• **Reading passage**:
- - - -

Friday 6 September, 2002


Joe Parr throws his reserve in Valle de Bravo, Mexico. Bob Drury wasn’t wearing a helmet cam…

First published in Cross Country magazine Bob Drury’s account of the day he tried – and failed – to throw his reserve became an instant classic. Hold on to your hat…

To the question, “Have you ever thrown your reserve?” I’ve always answered, “not yet!”. But the kind of places I fly, and the style of flying I like, has always meant that it was inevitable that sooner or later the shit would hit the fan. In other words, parts of the story I’m about to tell you were always going to happen: it was just a matter of time, and an unavoidable part of me being me that led me into the situation. It was what followed after that I really could have done without….

- - - -

• **Information given**:
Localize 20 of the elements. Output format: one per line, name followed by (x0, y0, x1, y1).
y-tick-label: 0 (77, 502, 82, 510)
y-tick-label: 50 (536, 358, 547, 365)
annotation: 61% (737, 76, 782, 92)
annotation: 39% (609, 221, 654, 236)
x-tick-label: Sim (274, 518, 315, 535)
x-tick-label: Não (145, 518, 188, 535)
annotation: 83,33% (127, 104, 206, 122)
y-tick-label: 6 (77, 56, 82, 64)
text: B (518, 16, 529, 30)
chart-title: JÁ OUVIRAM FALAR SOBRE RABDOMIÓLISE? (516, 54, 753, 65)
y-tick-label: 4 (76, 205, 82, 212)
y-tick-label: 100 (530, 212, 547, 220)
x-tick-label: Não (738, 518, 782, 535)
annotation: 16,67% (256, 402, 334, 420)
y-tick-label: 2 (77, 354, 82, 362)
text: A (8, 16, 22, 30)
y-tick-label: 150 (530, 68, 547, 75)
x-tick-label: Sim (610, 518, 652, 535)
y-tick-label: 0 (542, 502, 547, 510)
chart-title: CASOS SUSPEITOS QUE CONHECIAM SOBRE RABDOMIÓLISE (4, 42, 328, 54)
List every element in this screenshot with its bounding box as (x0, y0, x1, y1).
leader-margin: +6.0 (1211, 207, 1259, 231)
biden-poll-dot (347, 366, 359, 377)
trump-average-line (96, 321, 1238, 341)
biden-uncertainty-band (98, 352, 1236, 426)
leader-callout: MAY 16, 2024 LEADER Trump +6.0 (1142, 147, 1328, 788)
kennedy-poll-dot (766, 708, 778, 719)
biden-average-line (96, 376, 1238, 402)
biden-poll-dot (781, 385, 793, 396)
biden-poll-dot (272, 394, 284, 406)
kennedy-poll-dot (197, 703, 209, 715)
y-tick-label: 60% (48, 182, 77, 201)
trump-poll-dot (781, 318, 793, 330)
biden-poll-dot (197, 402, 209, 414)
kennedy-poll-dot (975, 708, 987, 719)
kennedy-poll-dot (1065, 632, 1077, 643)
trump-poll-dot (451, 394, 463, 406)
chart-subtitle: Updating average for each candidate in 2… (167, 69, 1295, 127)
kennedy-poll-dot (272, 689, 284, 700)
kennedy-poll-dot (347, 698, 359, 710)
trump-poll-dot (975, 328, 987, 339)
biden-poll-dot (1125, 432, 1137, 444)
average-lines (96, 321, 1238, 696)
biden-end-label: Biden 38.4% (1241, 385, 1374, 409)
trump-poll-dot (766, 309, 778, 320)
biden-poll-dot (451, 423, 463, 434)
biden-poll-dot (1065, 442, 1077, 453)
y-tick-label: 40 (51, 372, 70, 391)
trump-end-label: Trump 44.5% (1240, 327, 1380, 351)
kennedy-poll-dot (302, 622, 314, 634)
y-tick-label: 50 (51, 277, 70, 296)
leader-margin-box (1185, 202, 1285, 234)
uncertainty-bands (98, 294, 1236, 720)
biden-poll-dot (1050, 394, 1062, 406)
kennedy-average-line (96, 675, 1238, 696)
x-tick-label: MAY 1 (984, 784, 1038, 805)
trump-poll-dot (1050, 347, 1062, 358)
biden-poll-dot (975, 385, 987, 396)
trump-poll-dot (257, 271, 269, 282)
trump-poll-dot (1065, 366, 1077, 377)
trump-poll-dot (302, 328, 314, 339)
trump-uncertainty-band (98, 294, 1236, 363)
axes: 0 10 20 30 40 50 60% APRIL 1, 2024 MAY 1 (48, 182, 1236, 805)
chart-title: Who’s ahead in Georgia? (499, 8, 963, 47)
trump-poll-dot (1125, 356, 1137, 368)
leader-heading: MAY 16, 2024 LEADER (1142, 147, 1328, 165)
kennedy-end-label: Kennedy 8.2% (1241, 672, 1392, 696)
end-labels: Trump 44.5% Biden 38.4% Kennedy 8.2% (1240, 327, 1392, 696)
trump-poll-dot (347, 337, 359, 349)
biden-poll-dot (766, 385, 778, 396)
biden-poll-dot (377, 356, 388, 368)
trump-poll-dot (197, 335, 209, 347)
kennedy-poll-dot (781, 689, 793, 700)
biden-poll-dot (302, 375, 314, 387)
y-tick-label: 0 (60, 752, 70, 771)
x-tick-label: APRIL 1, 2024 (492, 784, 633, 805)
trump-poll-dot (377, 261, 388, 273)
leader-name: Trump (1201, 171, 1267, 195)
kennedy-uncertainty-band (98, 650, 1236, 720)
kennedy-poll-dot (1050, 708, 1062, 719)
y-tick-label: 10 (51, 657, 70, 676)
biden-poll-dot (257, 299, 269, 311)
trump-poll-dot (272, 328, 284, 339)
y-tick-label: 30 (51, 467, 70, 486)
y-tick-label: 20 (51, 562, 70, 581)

- - - -

• **What needs to be done**: Reproduce word for word the passage of the paragliding account starting with "Friday 6 September, 2002" and going on through "have done without….".

• **Solution for this exercise**:
Friday 6 September, 2002


Joe Parr throws his reserve in Valle de Bravo, Mexico. Bob Drury wasn’t wearing a helmet cam…

First published in Cross Country magazine Bob Drury’s account of the day he tried – and failed – to throw his reserve became an instant classic. Hold on to your hat…

To the question, “Have you ever thrown your reserve?” I’ve always answered, “not yet!”. But the kind of places I fly, and the style of flying I like, has always meant that it was inevitable that sooner or later the shit would hit the fan. In other words, parts of the story I’m about to tell you were always going to happen: it was just a matter of time, and an unavoidable part of me being me that led me into the situation. It was what followed after that I really could have done without….